═════ Provided data ═════
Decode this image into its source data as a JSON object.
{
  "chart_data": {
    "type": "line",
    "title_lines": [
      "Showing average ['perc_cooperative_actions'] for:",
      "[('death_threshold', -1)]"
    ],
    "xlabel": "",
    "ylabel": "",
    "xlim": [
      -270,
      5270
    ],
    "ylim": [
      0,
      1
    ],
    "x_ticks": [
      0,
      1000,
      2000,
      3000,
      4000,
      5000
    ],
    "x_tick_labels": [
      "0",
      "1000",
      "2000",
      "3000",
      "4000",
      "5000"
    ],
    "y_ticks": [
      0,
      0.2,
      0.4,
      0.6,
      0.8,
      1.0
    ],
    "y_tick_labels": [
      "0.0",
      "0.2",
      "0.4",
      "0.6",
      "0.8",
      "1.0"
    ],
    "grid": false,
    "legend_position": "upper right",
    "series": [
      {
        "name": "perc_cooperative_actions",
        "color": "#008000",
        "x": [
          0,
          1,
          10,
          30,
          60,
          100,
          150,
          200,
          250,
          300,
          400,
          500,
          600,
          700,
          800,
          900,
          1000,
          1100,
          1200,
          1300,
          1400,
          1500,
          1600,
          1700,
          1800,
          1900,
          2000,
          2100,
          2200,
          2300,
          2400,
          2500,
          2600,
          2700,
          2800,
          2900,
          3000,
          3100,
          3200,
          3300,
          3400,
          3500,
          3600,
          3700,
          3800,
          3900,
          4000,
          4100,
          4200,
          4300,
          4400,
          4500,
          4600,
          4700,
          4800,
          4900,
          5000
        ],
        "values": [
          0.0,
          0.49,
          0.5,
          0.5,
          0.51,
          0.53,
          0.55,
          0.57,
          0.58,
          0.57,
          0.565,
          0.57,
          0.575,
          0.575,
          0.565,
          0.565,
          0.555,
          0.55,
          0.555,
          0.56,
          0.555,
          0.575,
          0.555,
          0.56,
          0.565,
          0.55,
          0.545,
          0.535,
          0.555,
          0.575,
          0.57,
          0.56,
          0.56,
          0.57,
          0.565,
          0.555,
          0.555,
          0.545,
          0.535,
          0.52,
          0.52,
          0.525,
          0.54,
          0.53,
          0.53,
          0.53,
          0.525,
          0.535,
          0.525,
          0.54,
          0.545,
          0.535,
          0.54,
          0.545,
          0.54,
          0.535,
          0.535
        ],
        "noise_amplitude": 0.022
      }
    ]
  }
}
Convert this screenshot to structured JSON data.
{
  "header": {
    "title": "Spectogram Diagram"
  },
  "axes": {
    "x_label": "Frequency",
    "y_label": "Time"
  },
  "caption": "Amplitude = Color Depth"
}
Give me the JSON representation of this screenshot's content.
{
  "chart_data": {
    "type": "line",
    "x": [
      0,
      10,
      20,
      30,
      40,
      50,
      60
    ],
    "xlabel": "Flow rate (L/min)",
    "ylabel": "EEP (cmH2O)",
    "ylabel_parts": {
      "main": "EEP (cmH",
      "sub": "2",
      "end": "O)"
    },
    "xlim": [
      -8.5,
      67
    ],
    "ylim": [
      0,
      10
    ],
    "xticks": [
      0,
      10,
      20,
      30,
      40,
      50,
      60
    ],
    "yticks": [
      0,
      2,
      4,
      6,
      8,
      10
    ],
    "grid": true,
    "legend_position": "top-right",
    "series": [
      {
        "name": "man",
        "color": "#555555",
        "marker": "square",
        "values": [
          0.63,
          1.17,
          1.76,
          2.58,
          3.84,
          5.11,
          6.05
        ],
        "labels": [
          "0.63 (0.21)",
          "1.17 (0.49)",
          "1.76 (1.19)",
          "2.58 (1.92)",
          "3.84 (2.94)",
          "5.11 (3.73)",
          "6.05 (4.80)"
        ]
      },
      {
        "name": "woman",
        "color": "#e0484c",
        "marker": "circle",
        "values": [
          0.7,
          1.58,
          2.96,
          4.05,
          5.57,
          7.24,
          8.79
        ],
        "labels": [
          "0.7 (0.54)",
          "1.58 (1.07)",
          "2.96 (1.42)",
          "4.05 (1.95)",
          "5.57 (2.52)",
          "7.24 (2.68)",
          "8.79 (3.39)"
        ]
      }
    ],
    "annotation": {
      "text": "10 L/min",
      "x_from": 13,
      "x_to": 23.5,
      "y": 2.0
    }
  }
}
═════
» Exercise instructions:
Give back the data above exactly as it appears.

» Result for this exercise:
Decode this image into its source data as a JSON object.
{
  "chart_data": {
    "type": "line",
    "title_lines": [
      "Showing average ['perc_cooperative_actions'] for:",
      "[('death_threshold', -1)]"
    ],
    "xlabel": "",
    "ylabel": "",
    "xlim": [
      -270,
      5270
    ],
    "ylim": [
      0,
      1
    ],
    "x_ticks": [
      0,
      1000,
      2000,
      3000,
      4000,
      5000
    ],
    "x_tick_labels": [
      "0",
      "1000",
      "2000",
      "3000",
      "4000",
      "5000"
    ],
    "y_ticks": [
      0,
      0.2,
      0.4,
      0.6,
      0.8,
      1.0
    ],
    "y_tick_labels": [
      "0.0",
      "0.2",
      "0.4",
      "0.6",
      "0.8",
      "1.0"
    ],
    "grid": false,
    "legend_position": "upper right",
    "series": [
      {
        "name": "perc_cooperative_actions",
        "color": "#008000",
        "x": [
          0,
          1,
          10,
          30,
          60,
          100,
          150,
          200,
          250,
          300,
          400,
          500,
          600,
          700,
          800,
          900,
          1000,
          1100,
          1200,
          1300,
          1400,
          1500,
          1600,
          1700,
          1800,
          1900,
          2000,
          2100,
          2200,
          2300,
          2400,
          2500,
          2600,
          2700,
          2800,
          2900,
          3000,
          3100,
          3200,
          3300,
          3400,
          3500,
          3600,
          3700,
          3800,
          3900,
          4000,
          4100,
          4200,
          4300,
          4400,
          4500,
          4600,
          4700,
          4800,
          4900,
          5000
        ],
        "values": [
          0.0,
          0.49,
          0.5,
          0.5,
          0.51,
          0.53,
          0.55,
          0.57,
          0.58,
          0.57,
          0.565,
          0.57,
          0.575,
          0.575,
          0.565,
          0.565,
          0.555,
          0.55,
          0.555,
          0.56,
          0.555,
          0.575,
          0.555,
          0.56,
          0.565,
          0.55,
          0.545,
          0.535,
          0.555,
          0.575,
          0.57,
          0.56,
          0.56,
          0.57,
          0.565,
          0.555,
          0.555,
          0.545,
          0.535,
          0.52,
          0.52,
          0.525,
          0.54,
          0.53,
          0.53,
          0.53,
          0.525,
          0.535,
          0.525,
          0.54,
          0.545,
          0.535,
          0.54,
          0.545,
          0.54,
          0.535,
          0.535
        ],
        "noise_amplitude": 0.022
      }
    ]
  }
}
Convert this screenshot to structured JSON data.
{
  "header": {
    "title": "Spectogram Diagram"
  },
  "axes": {
    "x_label": "Frequency",
    "y_label": "Time"
  },
  "caption": "Amplitude = Color Depth"
}
Give me the JSON representation of this screenshot's content.
{
  "chart_data": {
    "type": "line",
    "x": [
      0,
      10,
      20,
      30,
      40,
      50,
      60
    ],
    "xlabel": "Flow rate (L/min)",
    "ylabel": "EEP (cmH2O)",
    "ylabel_parts": {
      "main": "EEP (cmH",
      "sub": "2",
      "end": "O)"
    },
    "xlim": [
      -8.5,
      67
    ],
    "ylim": [
      0,
      10
    ],
    "xticks": [
      0,
      10,
      20,
      30,
      40,
      50,
      60
    ],
    "yticks": [
      0,
      2,
      4,
      6,
      8,
      10
    ],
    "grid": true,
    "legend_position": "top-right",
    "series": [
      {
        "name": "man",
        "color": "#555555",
        "marker": "square",
        "values": [
          0.63,
          1.17,
          1.76,
          2.58,
          3.84,
          5.11,
          6.05
        ],
        "labels": [
          "0.63 (0.21)",
          "1.17 (0.49)",
          "1.76 (1.19)",
          "2.58 (1.92)",
          "3.84 (2.94)",
          "5.11 (3.73)",
          "6.05 (4.80)"
        ]
      },
      {
        "name": "woman",
        "color": "#e0484c",
        "marker": "circle",
        "values": [
          0.7,
          1.58,
          2.96,
          4.05,
          5.57,
          7.24,
          8.79
        ],
        "labels": [
          "0.7 (0.54)",
          "1.58 (1.07)",
          "2.96 (1.42)",
          "4.05 (1.95)",
          "5.57 (2.52)",
          "7.24 (2.68)",
          "8.79 (3.39)"
        ]
      }
    ],
    "annotation": {
      "text": "10 L/min",
      "x_from": 13,
      "x_to": 23.5,
      "y": 2.0
    }
  }
}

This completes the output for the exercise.